Prompt> Without the pictures, write out all the lines below exactly as they appear.

[Dataset entries]
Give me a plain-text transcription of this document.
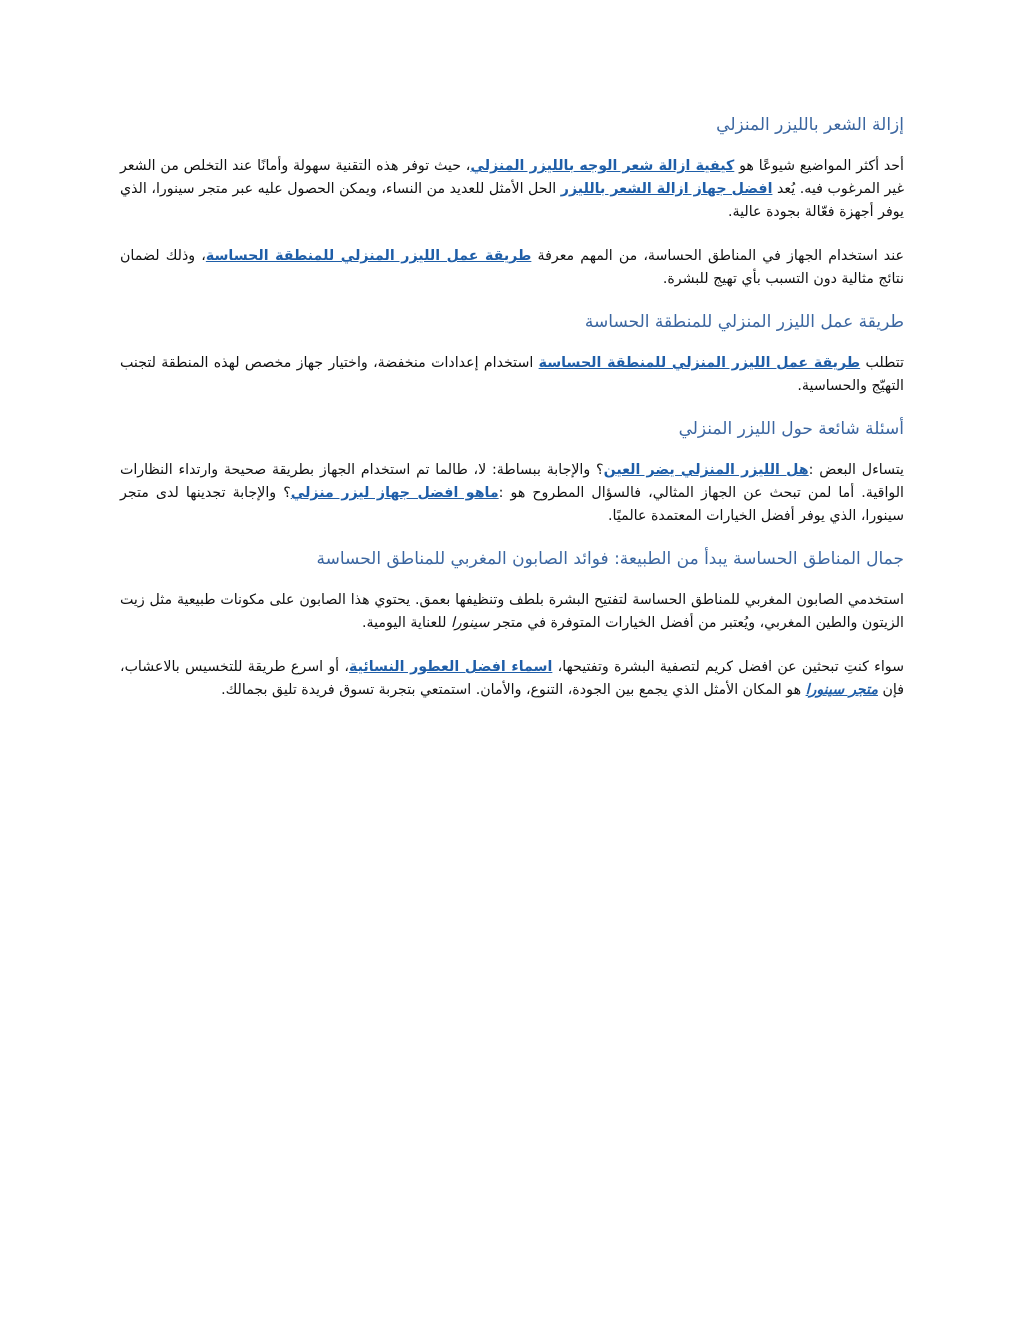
إزالة الشعر بالليزر المنزلي

أحد أكثر المواضيع شيوعًا هو كيفية ازالة شعر الوجه بالليزر المنزلي، حيث توفر هذه التقنية سهولة وأمانًا عند التخلص من الشعر غير المرغوب فيه. يُعد افضل جهاز ازالة الشعر بالليزر الحل الأمثل للعديد من النساء، ويمكن الحصول عليه عبر متجر سينورا، الذي يوفر أجهزة فعّالة بجودة عالية.

عند استخدام الجهاز في المناطق الحساسة، من المهم معرفة طريقة عمل الليزر المنزلي للمنطقة الحساسة، وذلك لضمان نتائج مثالية دون التسبب بأي تهيج للبشرة.

طريقة عمل الليزر المنزلي للمنطقة الحساسة

تتطلب طريقة عمل الليزر المنزلي للمنطقة الحساسة استخدام إعدادات منخفضة، واختيار جهاز مخصص لهذه المنطقة لتجنب التهيّج والحساسية.

أسئلة شائعة حول الليزر المنزلي

يتساءل البعض :هل الليزر المنزلي يضر العين؟ والإجابة ببساطة: لا، طالما تم استخدام الجهاز بطريقة صحيحة وارتداء النظارات الواقية. أما لمن تبحث عن الجهاز المثالي، فالسؤال المطروح هو :ماهو افضل جهاز ليزر منزلي؟ والإجابة تجدينها لدى متجر سينورا، الذي يوفر أفضل الخيارات المعتمدة عالميًا.

جمال المناطق الحساسة يبدأ من الطبيعة: فوائد الصابون المغربي للمناطق الحساسة

استخدمي الصابون المغربي للمناطق الحساسة لتفتيح البشرة بلطف وتنظيفها بعمق. يحتوي هذا الصابون على مكونات طبيعية مثل زيت الزيتون والطين المغربي، ويُعتبر من أفضل الخيارات المتوفرة في متجر سينورا للعناية اليومية.

سواء كنتِ تبحثين عن افضل كريم لتصفية البشرة وتفتيحها، اسماء افضل العطور النسائية، أو اسرع طريقة للتخسيس بالاعشاب، فإن متجر سينورا هو المكان الأمثل الذي يجمع بين الجودة، التنوع، والأمان. استمتعي بتجربة تسوق فريدة تليق بجمالك.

Exercise response>
Give me a plain-text transcription of this document.
إزالة الشعر بالليزر المنزلي

أحد أكثر المواضيع شيوعًا هو كيفية ازالة شعر الوجه بالليزر المنزلي، حيث توفر هذه التقنية سهولة وأمانًا عند التخلص من الشعر غير المرغوب فيه. يُعد افضل جهاز ازالة الشعر بالليزر الحل الأمثل للعديد من النساء، ويمكن الحصول عليه عبر متجر سينورا، الذي يوفر أجهزة فعّالة بجودة عالية.

عند استخدام الجهاز في المناطق الحساسة، من المهم معرفة طريقة عمل الليزر المنزلي للمنطقة الحساسة، وذلك لضمان نتائج مثالية دون التسبب بأي تهيج للبشرة.

طريقة عمل الليزر المنزلي للمنطقة الحساسة

تتطلب طريقة عمل الليزر المنزلي للمنطقة الحساسة استخدام إعدادات منخفضة، واختيار جهاز مخصص لهذه المنطقة لتجنب التهيّج والحساسية.

أسئلة شائعة حول الليزر المنزلي

يتساءل البعض :هل الليزر المنزلي يضر العين؟ والإجابة ببساطة: لا، طالما تم استخدام الجهاز بطريقة صحيحة وارتداء النظارات الواقية. أما لمن تبحث عن الجهاز المثالي، فالسؤال المطروح هو :ماهو افضل جهاز ليزر منزلي؟ والإجابة تجدينها لدى متجر سينورا، الذي يوفر أفضل الخيارات المعتمدة عالميًا.

جمال المناطق الحساسة يبدأ من الطبيعة: فوائد الصابون المغربي للمناطق الحساسة

استخدمي الصابون المغربي للمناطق الحساسة لتفتيح البشرة بلطف وتنظيفها بعمق. يحتوي هذا الصابون على مكونات طبيعية مثل زيت الزيتون والطين المغربي، ويُعتبر من أفضل الخيارات المتوفرة في متجر سينورا للعناية اليومية.

سواء كنتِ تبحثين عن افضل كريم لتصفية البشرة وتفتيحها، اسماء افضل العطور النسائية، أو اسرع طريقة للتخسيس بالاعشاب، فإن متجر سينورا هو المكان الأمثل الذي يجمع بين الجودة، التنوع، والأمان. استمتعي بتجربة تسوق فريدة تليق بجمالك.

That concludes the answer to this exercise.